- **What is asked**
Show, in full, each line of the data that contains "JSON".

- **Given information**
# # #
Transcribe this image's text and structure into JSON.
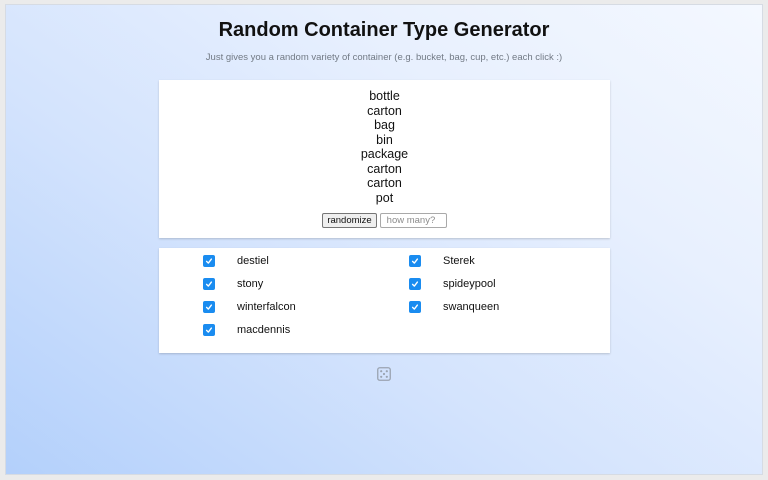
{
  "app": {
    "title": "Random Container Type Generator",
    "subtitle": "Just gives you a random variety of container (e.g. bucket, bag, cup, etc.) each click :)"
  },
  "results": [
    "bottle",
    "carton",
    "bag",
    "bin",
    "package",
    "carton",
    "carton",
    "pot"
  ],
  "controls": {
    "randomize_label": "randomize",
    "count_placeholder": "how many?",
    "count_value": ""
  },
  "users": [
    {
      "label": "destiel",
      "checked": true
    },
    {
      "label": "Sterek",
      "checked": true
    },
    {
      "label": "stony",
      "checked": true
    },
    {
      "label": "spideypool",
      "checked": true
    },
    {
      "label": "winterfalcon",
      "checked": true
    },
    {
      "label": "swanqueen",
      "checked": true
    },
    {
      "label": "macdennis",
      "checked": true
    }
  ],
  "icons": {
    "checkbox": "check-icon",
    "footer": "dice-icon"
  },
  "colors": {
    "accent": "#1a8cf0",
    "background_start": "#b3d0fb",
    "background_end": "#f4f8ff"
  }
}
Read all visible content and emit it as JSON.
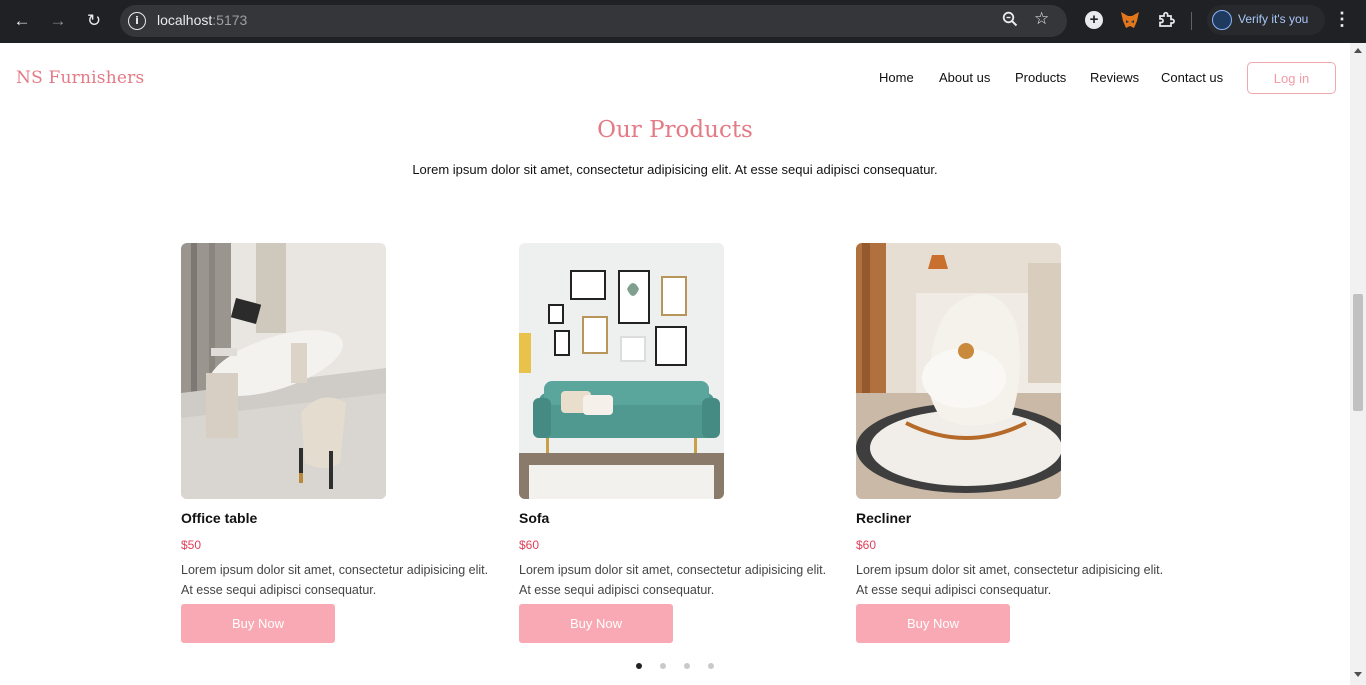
# # #
- **Result below**
Transcribe this image's text and structure into JSON.
Read all visible content and emit it as JSON.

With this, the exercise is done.